» To be done:
Wherever "Rainfed" appears in a line, list that line.

» Extracted records:
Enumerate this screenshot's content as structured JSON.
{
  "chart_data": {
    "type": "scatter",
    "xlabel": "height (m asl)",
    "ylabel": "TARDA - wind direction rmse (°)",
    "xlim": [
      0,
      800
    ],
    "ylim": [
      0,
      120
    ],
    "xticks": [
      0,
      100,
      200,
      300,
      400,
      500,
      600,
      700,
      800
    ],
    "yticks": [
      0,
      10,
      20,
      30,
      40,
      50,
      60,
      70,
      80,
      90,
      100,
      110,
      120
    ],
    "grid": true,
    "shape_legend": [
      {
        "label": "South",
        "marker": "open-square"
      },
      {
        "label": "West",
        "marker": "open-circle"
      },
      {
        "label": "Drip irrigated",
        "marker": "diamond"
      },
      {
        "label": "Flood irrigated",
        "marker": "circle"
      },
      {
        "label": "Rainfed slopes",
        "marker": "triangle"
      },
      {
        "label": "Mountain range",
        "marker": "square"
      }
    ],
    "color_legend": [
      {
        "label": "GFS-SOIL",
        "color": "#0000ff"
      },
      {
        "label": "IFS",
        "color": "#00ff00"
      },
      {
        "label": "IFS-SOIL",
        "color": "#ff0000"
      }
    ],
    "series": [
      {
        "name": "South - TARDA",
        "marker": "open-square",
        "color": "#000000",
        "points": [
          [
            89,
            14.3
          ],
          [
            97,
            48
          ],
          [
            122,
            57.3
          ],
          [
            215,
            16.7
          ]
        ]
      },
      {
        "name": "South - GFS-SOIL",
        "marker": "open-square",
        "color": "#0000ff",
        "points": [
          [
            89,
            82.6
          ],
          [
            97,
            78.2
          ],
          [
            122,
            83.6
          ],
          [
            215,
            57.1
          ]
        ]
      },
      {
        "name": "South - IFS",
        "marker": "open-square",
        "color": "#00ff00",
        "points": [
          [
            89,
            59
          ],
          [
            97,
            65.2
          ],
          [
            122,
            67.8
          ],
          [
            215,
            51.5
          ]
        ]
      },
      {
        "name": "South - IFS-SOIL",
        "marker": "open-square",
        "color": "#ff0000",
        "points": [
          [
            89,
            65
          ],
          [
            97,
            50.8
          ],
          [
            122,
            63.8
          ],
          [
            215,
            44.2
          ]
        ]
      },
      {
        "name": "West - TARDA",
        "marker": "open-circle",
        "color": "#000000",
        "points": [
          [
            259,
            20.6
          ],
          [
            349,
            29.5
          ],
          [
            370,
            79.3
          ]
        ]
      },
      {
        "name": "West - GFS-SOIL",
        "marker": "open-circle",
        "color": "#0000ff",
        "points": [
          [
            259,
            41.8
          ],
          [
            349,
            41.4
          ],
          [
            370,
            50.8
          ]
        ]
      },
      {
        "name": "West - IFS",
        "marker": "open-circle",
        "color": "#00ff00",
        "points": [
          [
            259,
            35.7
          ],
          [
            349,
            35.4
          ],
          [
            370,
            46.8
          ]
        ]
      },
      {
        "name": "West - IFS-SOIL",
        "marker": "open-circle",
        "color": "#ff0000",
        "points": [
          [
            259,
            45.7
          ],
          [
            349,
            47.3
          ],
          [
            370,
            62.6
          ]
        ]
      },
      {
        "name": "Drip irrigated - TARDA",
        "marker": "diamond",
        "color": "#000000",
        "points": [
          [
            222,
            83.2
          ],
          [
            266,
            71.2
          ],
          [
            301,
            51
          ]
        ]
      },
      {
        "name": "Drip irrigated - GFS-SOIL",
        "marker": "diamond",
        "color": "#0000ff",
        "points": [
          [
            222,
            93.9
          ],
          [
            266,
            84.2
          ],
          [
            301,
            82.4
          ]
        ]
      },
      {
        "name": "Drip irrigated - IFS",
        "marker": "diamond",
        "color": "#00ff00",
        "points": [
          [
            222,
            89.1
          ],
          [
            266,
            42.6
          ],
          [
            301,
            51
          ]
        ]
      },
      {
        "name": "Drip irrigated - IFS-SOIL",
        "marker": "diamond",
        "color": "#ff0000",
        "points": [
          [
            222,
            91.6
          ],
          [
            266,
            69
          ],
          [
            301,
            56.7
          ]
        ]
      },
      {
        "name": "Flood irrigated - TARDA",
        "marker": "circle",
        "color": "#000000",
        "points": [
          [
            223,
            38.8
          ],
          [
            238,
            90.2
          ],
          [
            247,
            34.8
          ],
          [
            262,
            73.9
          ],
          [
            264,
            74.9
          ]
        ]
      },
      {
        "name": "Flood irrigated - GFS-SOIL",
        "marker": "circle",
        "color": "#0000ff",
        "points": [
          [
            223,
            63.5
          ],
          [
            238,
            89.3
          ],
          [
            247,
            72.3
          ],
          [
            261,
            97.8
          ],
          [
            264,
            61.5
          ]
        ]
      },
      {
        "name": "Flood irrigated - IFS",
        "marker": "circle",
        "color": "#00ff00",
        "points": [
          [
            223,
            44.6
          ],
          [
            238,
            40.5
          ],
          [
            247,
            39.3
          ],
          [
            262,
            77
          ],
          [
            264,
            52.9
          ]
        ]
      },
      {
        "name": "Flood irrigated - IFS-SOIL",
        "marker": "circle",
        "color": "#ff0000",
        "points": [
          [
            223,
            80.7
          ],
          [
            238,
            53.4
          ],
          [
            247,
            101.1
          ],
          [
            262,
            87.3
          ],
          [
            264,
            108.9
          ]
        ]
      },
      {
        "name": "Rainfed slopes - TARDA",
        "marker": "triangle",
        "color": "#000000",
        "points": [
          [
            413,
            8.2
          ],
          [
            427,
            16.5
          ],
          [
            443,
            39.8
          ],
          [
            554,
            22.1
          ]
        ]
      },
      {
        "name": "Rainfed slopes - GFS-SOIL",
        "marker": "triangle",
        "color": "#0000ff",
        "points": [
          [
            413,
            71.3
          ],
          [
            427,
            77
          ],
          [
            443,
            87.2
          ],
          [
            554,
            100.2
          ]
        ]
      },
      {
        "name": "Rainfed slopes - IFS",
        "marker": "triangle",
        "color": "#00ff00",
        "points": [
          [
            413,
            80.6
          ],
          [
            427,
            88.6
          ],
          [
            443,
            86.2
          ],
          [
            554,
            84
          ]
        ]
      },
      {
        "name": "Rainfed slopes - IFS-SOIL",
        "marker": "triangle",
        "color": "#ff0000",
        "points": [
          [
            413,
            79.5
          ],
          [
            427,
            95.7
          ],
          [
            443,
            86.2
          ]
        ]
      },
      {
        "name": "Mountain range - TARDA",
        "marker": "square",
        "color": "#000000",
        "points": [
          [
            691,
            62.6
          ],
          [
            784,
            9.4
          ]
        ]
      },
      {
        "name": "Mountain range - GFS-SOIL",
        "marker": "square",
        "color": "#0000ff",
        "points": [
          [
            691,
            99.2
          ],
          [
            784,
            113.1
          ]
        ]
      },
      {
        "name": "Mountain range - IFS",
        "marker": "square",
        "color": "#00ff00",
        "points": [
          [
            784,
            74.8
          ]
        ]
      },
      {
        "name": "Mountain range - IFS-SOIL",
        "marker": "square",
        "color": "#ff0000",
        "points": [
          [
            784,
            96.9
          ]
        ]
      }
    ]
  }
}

» Written solution:
        "label": "Rainfed slopes",
        "name": "Rainfed slopes - TARDA",
        "name": "Rainfed slopes - GFS-SOIL",
        "name": "Rainfed slopes - IFS",
        "name": "Rainfed slopes - IFS-SOIL",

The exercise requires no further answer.